[What this task involves]
Omit all images. Write out the rest of the material exactly.
--- start of Provided data ---
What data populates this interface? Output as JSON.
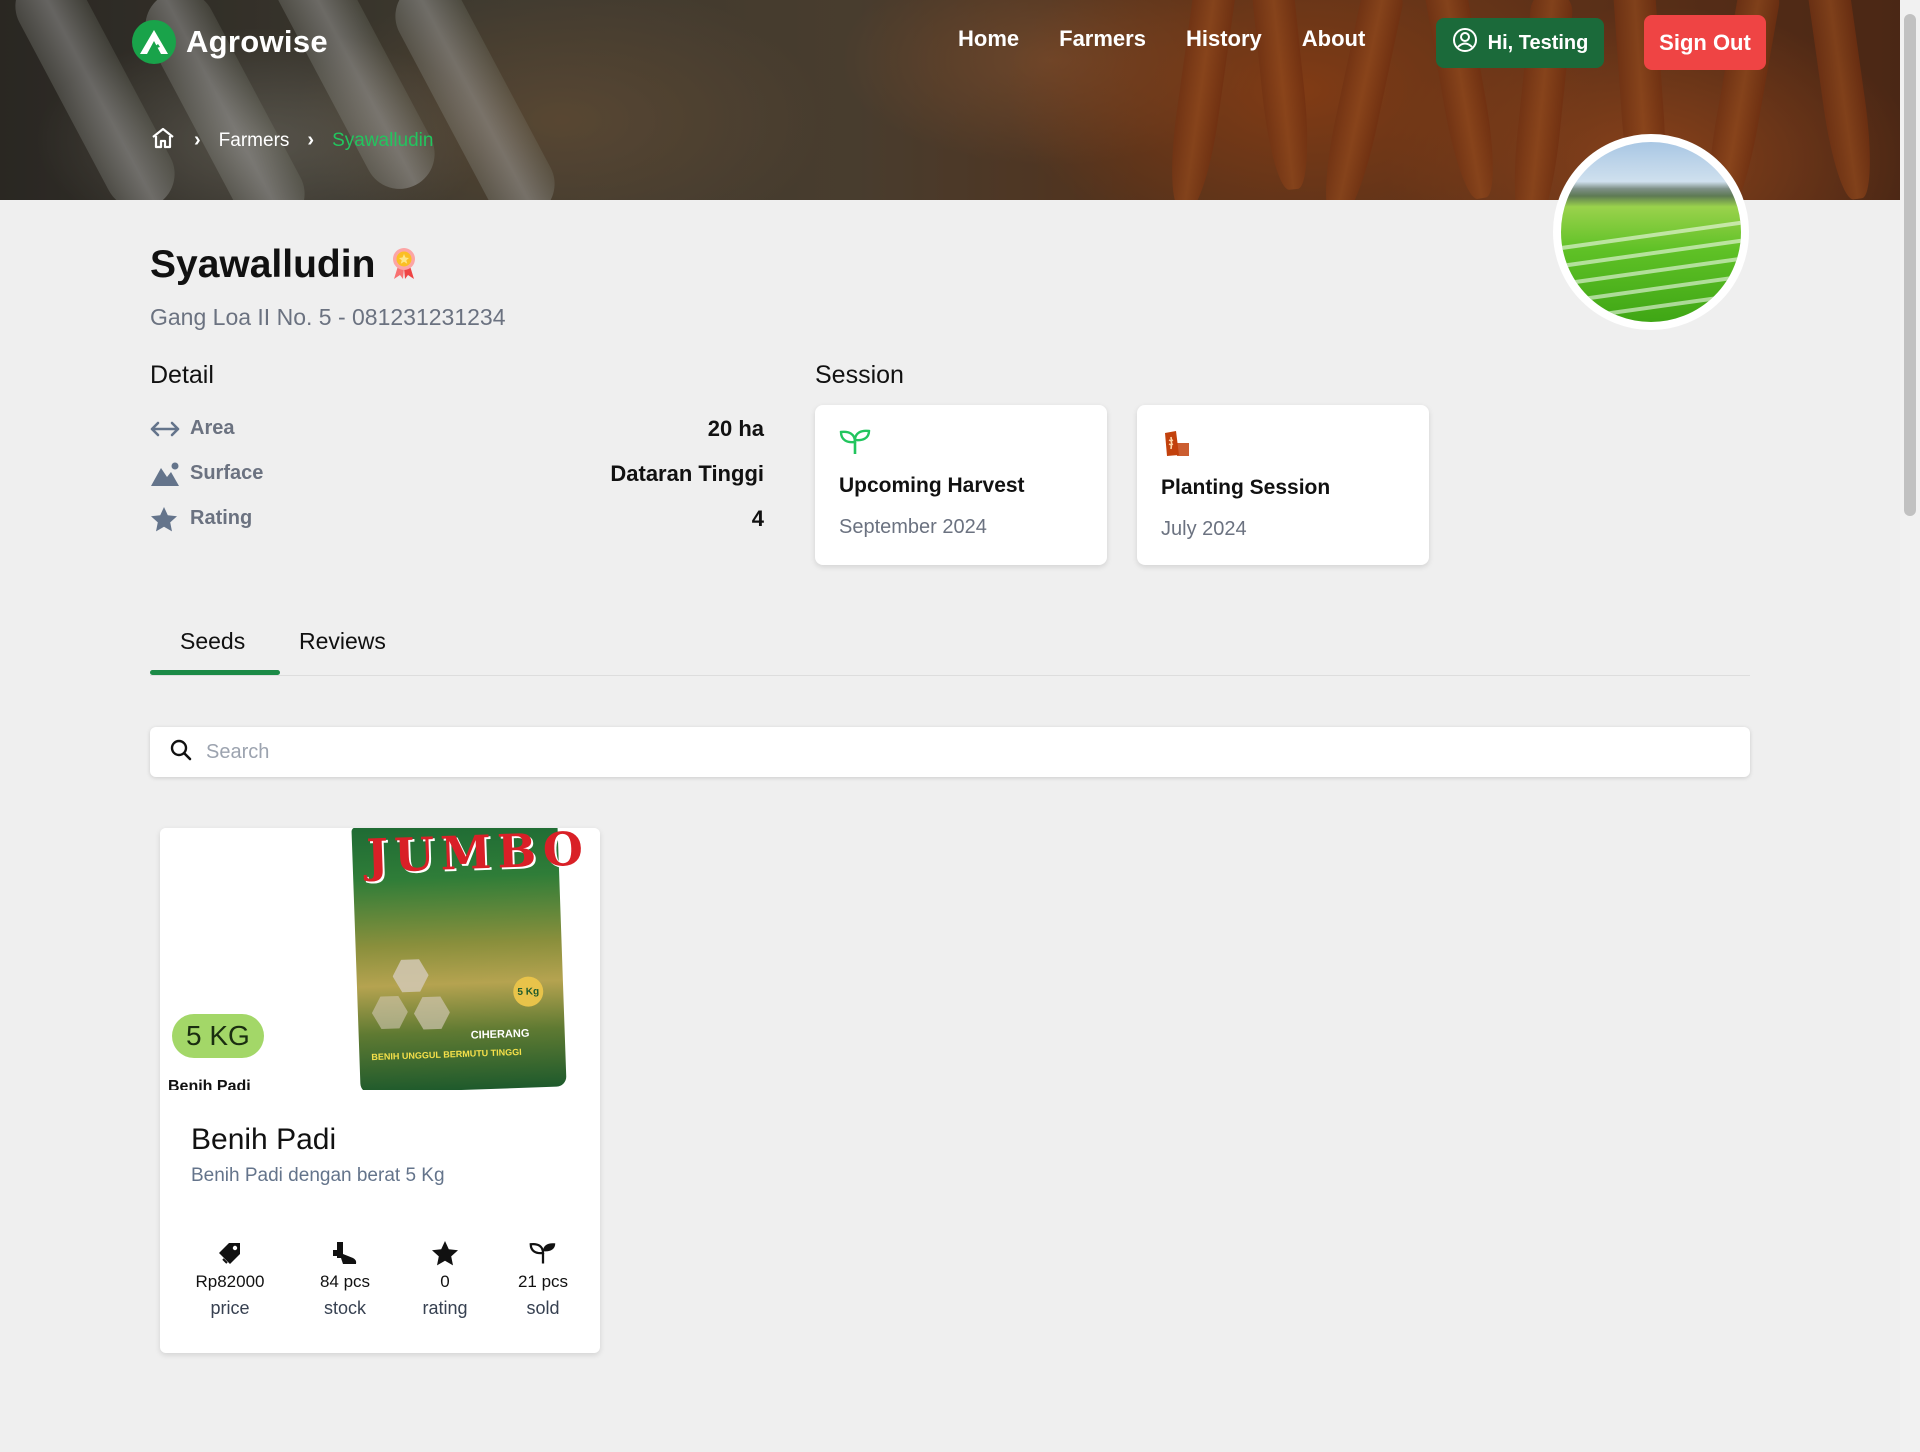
{
  "brand": {
    "name": "Agrowise"
  },
  "nav": {
    "links": [
      "Home",
      "Farmers",
      "History",
      "About"
    ],
    "user_label": "Hi, Testing",
    "signout_label": "Sign Out"
  },
  "breadcrumb": {
    "items": [
      "Farmers",
      "Syawalludin"
    ]
  },
  "farmer": {
    "name": "Syawalludin",
    "address": "Gang Loa II No. 5 - 081231231234"
  },
  "detail": {
    "title": "Detail",
    "rows": [
      {
        "label": "Area",
        "value": "20 ha",
        "icon": "arrows-horizontal-icon"
      },
      {
        "label": "Surface",
        "value": "Dataran Tinggi",
        "icon": "mountain-icon"
      },
      {
        "label": "Rating",
        "value": "4",
        "icon": "star-icon"
      }
    ]
  },
  "session": {
    "title": "Session",
    "cards": [
      {
        "title": "Upcoming Harvest",
        "date": "September 2024",
        "icon": "sprout-icon",
        "color": "#22c55e"
      },
      {
        "title": "Planting Session",
        "date": "July 2024",
        "icon": "seed-bag-icon",
        "color": "#c2410c"
      }
    ]
  },
  "tabs": {
    "items": [
      "Seeds",
      "Reviews"
    ],
    "active": "Seeds"
  },
  "search": {
    "placeholder": "Search"
  },
  "products": [
    {
      "name": "Benih Padi",
      "description": "Benih Padi dengan berat 5 Kg",
      "weight_badge": "5 KG",
      "image_caption": "Benih Padi",
      "image_text": {
        "brand": "JUMBO",
        "badge": "5 Kg",
        "caption": "CIHERANG",
        "band": "BENIH UNGGUL BERMUTU TINGGI"
      },
      "stats": [
        {
          "value": "Rp82000",
          "label": "price",
          "icon": "price-tag-icon"
        },
        {
          "value": "84 pcs",
          "label": "stock",
          "icon": "boots-icon"
        },
        {
          "value": "0",
          "label": "rating",
          "icon": "star-icon"
        },
        {
          "value": "21 pcs",
          "label": "sold",
          "icon": "sprout-icon"
        }
      ]
    }
  ],
  "colors": {
    "accent_green": "#1b6a3a",
    "active_green": "#22c55e",
    "signout_red": "#ef4444",
    "weight_pill": "#a3d768"
  }
}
--- end of Provided data ---
[The solution]
What data populates this interface? Output as JSON.
{
  "brand": {
    "name": "Agrowise"
  },
  "nav": {
    "links": [
      "Home",
      "Farmers",
      "History",
      "About"
    ],
    "user_label": "Hi, Testing",
    "signout_label": "Sign Out"
  },
  "breadcrumb": {
    "items": [
      "Farmers",
      "Syawalludin"
    ]
  },
  "farmer": {
    "name": "Syawalludin",
    "address": "Gang Loa II No. 5 - 081231231234"
  },
  "detail": {
    "title": "Detail",
    "rows": [
      {
        "label": "Area",
        "value": "20 ha",
        "icon": "arrows-horizontal-icon"
      },
      {
        "label": "Surface",
        "value": "Dataran Tinggi",
        "icon": "mountain-icon"
      },
      {
        "label": "Rating",
        "value": "4",
        "icon": "star-icon"
      }
    ]
  },
  "session": {
    "title": "Session",
    "cards": [
      {
        "title": "Upcoming Harvest",
        "date": "September 2024",
        "icon": "sprout-icon",
        "color": "#22c55e"
      },
      {
        "title": "Planting Session",
        "date": "July 2024",
        "icon": "seed-bag-icon",
        "color": "#c2410c"
      }
    ]
  },
  "tabs": {
    "items": [
      "Seeds",
      "Reviews"
    ],
    "active": "Seeds"
  },
  "search": {
    "placeholder": "Search"
  },
  "products": [
    {
      "name": "Benih Padi",
      "description": "Benih Padi dengan berat 5 Kg",
      "weight_badge": "5 KG",
      "image_caption": "Benih Padi",
      "image_text": {
        "brand": "JUMBO",
        "badge": "5 Kg",
        "caption": "CIHERANG",
        "band": "BENIH UNGGUL BERMUTU TINGGI"
      },
      "stats": [
        {
          "value": "Rp82000",
          "label": "price",
          "icon": "price-tag-icon"
        },
        {
          "value": "84 pcs",
          "label": "stock",
          "icon": "boots-icon"
        },
        {
          "value": "0",
          "label": "rating",
          "icon": "star-icon"
        },
        {
          "value": "21 pcs",
          "label": "sold",
          "icon": "sprout-icon"
        }
      ]
    }
  ],
  "colors": {
    "accent_green": "#1b6a3a",
    "active_green": "#22c55e",
    "signout_red": "#ef4444",
    "weight_pill": "#a3d768"
  }
}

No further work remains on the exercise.